-- THE RECORDS start --

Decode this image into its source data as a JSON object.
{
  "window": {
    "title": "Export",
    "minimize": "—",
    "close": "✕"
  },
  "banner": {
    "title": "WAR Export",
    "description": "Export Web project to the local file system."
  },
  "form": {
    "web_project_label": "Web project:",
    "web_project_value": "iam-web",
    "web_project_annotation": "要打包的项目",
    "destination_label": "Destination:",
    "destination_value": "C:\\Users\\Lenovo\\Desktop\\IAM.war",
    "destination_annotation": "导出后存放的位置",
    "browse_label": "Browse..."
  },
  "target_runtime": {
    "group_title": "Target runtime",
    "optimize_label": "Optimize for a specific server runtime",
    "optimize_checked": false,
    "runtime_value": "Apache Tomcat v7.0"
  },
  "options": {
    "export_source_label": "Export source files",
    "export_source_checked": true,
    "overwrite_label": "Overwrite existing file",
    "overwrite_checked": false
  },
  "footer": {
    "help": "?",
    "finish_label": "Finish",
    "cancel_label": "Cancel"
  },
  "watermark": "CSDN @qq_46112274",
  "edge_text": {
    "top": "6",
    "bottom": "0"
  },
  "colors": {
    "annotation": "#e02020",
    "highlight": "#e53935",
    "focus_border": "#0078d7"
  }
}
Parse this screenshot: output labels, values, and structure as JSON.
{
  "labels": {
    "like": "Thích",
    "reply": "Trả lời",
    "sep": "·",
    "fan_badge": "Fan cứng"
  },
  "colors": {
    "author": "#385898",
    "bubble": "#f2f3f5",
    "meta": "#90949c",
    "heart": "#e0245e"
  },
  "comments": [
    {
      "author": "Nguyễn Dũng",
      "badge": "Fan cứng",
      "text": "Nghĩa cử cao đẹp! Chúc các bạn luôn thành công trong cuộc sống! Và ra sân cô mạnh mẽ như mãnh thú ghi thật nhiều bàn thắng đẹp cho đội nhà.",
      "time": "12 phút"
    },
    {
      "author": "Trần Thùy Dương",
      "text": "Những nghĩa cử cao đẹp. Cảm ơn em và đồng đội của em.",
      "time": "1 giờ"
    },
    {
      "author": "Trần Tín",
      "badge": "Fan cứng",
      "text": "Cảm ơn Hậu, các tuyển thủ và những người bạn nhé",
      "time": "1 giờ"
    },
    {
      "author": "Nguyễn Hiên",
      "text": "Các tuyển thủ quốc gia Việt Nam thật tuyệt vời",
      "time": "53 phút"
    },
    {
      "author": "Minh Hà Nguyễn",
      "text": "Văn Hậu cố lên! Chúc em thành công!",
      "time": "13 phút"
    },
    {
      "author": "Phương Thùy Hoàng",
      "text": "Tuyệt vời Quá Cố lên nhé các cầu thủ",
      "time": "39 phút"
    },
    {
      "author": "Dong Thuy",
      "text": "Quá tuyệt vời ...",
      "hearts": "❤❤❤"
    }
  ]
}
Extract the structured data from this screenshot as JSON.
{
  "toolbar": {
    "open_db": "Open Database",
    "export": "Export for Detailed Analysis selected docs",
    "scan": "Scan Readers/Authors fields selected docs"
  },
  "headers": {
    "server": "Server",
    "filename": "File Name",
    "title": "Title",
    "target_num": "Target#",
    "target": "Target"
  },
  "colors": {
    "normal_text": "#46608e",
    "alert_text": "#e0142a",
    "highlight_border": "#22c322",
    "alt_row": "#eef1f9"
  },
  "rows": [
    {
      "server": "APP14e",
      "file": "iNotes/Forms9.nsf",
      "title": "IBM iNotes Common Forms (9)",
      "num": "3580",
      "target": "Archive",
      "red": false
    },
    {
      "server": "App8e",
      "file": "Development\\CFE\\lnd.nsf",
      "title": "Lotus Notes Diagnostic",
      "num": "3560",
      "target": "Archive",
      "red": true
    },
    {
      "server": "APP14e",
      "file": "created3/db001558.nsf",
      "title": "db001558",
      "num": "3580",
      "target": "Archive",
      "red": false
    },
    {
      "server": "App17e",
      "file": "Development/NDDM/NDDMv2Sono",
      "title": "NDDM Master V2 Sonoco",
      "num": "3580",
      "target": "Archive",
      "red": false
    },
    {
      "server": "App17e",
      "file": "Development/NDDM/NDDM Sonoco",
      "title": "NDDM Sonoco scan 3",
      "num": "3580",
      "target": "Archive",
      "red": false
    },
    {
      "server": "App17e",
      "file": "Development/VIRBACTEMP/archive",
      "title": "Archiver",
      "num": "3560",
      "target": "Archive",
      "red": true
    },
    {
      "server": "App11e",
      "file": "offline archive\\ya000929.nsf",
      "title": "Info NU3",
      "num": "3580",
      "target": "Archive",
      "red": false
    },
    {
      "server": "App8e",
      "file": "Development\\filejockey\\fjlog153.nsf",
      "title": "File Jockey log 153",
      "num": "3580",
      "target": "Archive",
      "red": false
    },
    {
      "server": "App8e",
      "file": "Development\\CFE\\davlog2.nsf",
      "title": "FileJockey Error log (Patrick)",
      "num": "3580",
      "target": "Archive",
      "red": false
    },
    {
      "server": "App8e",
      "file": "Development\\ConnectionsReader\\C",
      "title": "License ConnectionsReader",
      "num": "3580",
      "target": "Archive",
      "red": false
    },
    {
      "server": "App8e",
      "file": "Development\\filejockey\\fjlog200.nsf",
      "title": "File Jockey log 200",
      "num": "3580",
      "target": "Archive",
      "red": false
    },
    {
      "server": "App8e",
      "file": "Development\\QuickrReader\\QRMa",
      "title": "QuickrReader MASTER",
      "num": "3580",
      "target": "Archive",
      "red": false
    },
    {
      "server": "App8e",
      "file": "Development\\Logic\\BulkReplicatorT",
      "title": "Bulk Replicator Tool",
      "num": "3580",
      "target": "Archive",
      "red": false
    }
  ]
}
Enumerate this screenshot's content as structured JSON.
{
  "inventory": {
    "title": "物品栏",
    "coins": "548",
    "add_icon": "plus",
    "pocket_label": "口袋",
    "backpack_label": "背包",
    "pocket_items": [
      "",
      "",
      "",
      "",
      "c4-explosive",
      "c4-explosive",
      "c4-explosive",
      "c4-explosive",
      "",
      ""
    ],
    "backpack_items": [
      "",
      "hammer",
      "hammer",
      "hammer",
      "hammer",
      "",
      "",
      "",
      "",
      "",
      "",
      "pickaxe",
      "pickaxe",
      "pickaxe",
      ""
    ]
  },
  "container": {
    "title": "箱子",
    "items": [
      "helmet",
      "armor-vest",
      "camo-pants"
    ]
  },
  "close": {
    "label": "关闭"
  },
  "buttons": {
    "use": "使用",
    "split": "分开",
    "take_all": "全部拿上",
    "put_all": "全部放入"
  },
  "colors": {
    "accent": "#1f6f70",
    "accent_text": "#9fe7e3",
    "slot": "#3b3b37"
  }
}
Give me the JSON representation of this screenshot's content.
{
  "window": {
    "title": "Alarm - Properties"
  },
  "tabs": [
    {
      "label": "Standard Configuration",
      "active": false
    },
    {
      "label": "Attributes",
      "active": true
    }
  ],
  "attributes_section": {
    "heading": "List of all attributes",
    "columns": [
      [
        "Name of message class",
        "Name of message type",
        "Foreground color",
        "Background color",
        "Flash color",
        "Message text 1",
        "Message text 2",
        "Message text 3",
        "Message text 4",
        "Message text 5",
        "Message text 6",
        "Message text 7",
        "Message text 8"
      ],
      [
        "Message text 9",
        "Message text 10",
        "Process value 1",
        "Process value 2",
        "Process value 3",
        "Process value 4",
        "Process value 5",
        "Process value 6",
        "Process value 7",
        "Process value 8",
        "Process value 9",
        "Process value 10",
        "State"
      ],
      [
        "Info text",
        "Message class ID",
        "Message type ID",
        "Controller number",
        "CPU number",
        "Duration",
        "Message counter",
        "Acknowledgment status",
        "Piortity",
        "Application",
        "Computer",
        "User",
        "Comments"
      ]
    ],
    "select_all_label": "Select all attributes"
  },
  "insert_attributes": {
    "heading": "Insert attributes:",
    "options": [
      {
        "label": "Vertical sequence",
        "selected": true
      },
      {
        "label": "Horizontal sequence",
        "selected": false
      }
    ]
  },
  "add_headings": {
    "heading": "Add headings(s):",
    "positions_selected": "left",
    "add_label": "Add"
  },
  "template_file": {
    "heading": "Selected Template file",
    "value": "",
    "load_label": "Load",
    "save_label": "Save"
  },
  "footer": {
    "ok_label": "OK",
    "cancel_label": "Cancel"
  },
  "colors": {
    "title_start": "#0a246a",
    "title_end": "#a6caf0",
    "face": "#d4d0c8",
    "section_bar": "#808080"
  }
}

-- THE RECORDS end --

**STATED PROBLEM**
All lines that include "phút" are to be gathered and copied.

**RESULT OF THIS TASK**
      "time": "12 phút"
      "time": "53 phút"
      "time": "13 phút"
      "time": "39 phút"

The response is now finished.